● **INSTRUCTION**
Set down all of the data that follows word for word, without the images.

[Source records]

===

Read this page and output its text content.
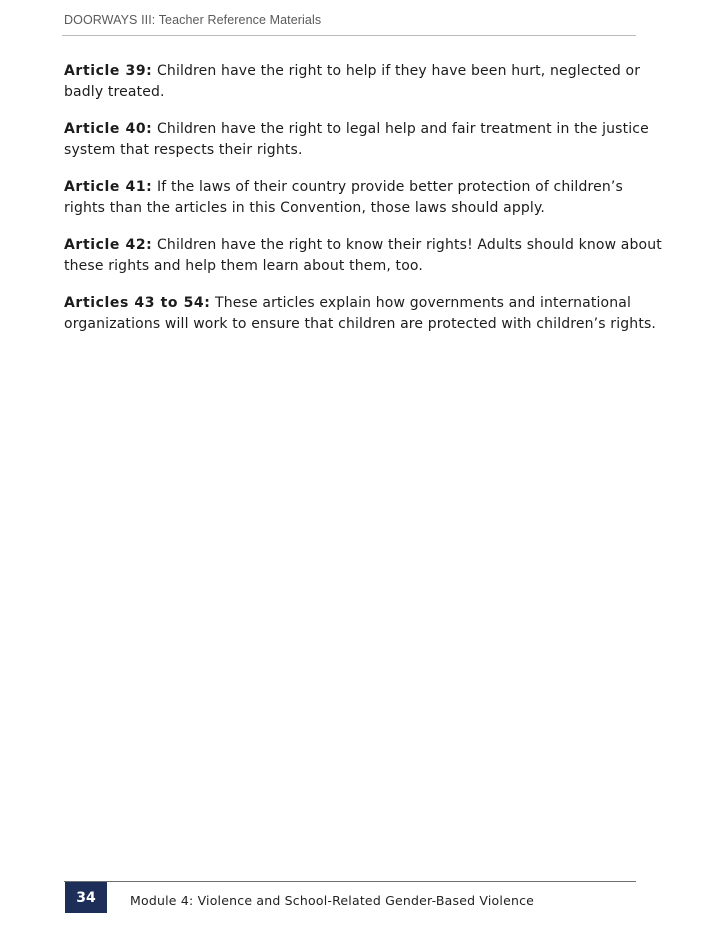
DOORWAYS III: Teacher Reference Materials

Article 39: Children have the right to help if they have been hurt, neglected or badly treated.

Article 40: Children have the right to legal help and fair treatment in the justice system that respects their rights.

Article 41: If the laws of their country provide better protection of children’s rights than the articles in this Convention, those laws should apply.

Article 42: Children have the right to know their rights! Adults should know about these rights and help them learn about them, too.

Articles 43 to 54: These articles explain how governments and international organizations will work to ensure that children are protected with children’s rights.

34	Module 4: Violence and School-Related Gender-Based Violence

===

● **OUTPUT OF THE TASK**
Read this page and output its text content.
DOORWAYS III: Teacher Reference Materials

Article 39: Children have the right to help if they have been hurt, neglected or badly treated.

Article 40: Children have the right to legal help and fair treatment in the justice system that respects their rights.

Article 41: If the laws of their country provide better protection of children’s rights than the articles in this Convention, those laws should apply.

Article 42: Children have the right to know their rights! Adults should know about these rights and help them learn about them, too.

Articles 43 to 54: These articles explain how governments and international organizations will work to ensure that children are protected with children’s rights.

34	Module 4: Violence and School-Related Gender-Based Violence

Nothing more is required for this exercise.